_Given data_:
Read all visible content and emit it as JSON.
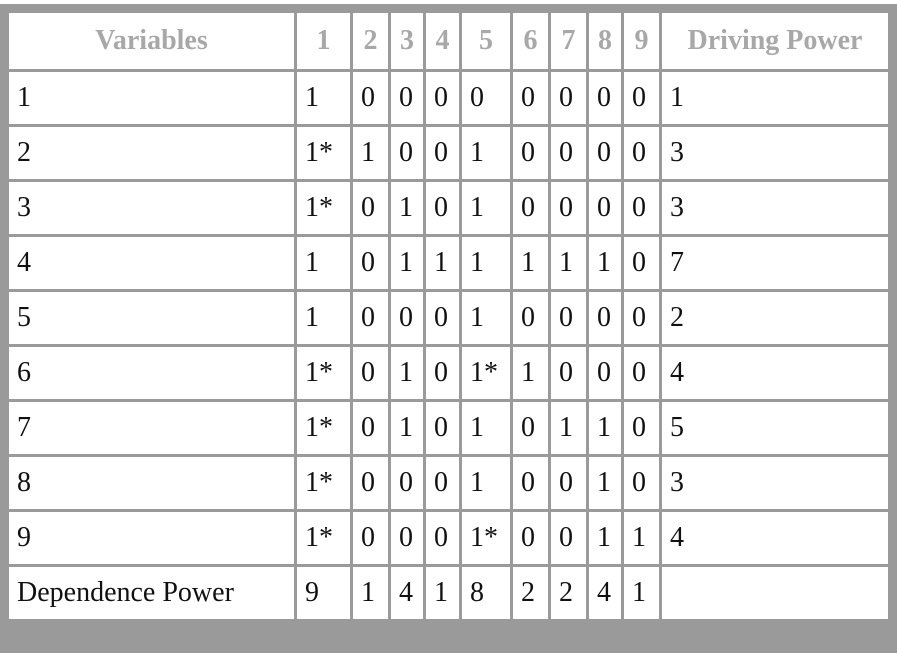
{
  "header": [
    "Variables",
    "1",
    "2",
    "3",
    "4",
    "5",
    "6",
    "7",
    "8",
    "9",
    "Driving Power"
  ],
  "rows": [
    [
      "1",
      "1",
      "0",
      "0",
      "0",
      "0",
      "0",
      "0",
      "0",
      "0",
      "1"
    ],
    [
      "2",
      "1*",
      "1",
      "0",
      "0",
      "1",
      "0",
      "0",
      "0",
      "0",
      "3"
    ],
    [
      "3",
      "1*",
      "0",
      "1",
      "0",
      "1",
      "0",
      "0",
      "0",
      "0",
      "3"
    ],
    [
      "4",
      "1",
      "0",
      "1",
      "1",
      "1",
      "1",
      "1",
      "1",
      "0",
      "7"
    ],
    [
      "5",
      "1",
      "0",
      "0",
      "0",
      "1",
      "0",
      "0",
      "0",
      "0",
      "2"
    ],
    [
      "6",
      "1*",
      "0",
      "1",
      "0",
      "1*",
      "1",
      "0",
      "0",
      "0",
      "4"
    ],
    [
      "7",
      "1*",
      "0",
      "1",
      "0",
      "1",
      "0",
      "1",
      "1",
      "0",
      "5"
    ],
    [
      "8",
      "1*",
      "0",
      "0",
      "0",
      "1",
      "0",
      "0",
      "1",
      "0",
      "3"
    ],
    [
      "9",
      "1*",
      "0",
      "0",
      "0",
      "1*",
      "0",
      "0",
      "1",
      "1",
      "4"
    ],
    [
      "Dependence Power",
      "9",
      "1",
      "4",
      "1",
      "8",
      "2",
      "2",
      "4",
      "1",
      ""
    ]
  ]
}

_The exercise_:
Leave out the pictures and copy every record above exactly.

_Written solution_:
Read all visible content and emit it as JSON.
{
  "header": [
    "Variables",
    "1",
    "2",
    "3",
    "4",
    "5",
    "6",
    "7",
    "8",
    "9",
    "Driving Power"
  ],
  "rows": [
    [
      "1",
      "1",
      "0",
      "0",
      "0",
      "0",
      "0",
      "0",
      "0",
      "0",
      "1"
    ],
    [
      "2",
      "1*",
      "1",
      "0",
      "0",
      "1",
      "0",
      "0",
      "0",
      "0",
      "3"
    ],
    [
      "3",
      "1*",
      "0",
      "1",
      "0",
      "1",
      "0",
      "0",
      "0",
      "0",
      "3"
    ],
    [
      "4",
      "1",
      "0",
      "1",
      "1",
      "1",
      "1",
      "1",
      "1",
      "0",
      "7"
    ],
    [
      "5",
      "1",
      "0",
      "0",
      "0",
      "1",
      "0",
      "0",
      "0",
      "0",
      "2"
    ],
    [
      "6",
      "1*",
      "0",
      "1",
      "0",
      "1*",
      "1",
      "0",
      "0",
      "0",
      "4"
    ],
    [
      "7",
      "1*",
      "0",
      "1",
      "0",
      "1",
      "0",
      "1",
      "1",
      "0",
      "5"
    ],
    [
      "8",
      "1*",
      "0",
      "0",
      "0",
      "1",
      "0",
      "0",
      "1",
      "0",
      "3"
    ],
    [
      "9",
      "1*",
      "0",
      "0",
      "0",
      "1*",
      "0",
      "0",
      "1",
      "1",
      "4"
    ],
    [
      "Dependence Power",
      "9",
      "1",
      "4",
      "1",
      "8",
      "2",
      "2",
      "4",
      "1",
      ""
    ]
  ]
}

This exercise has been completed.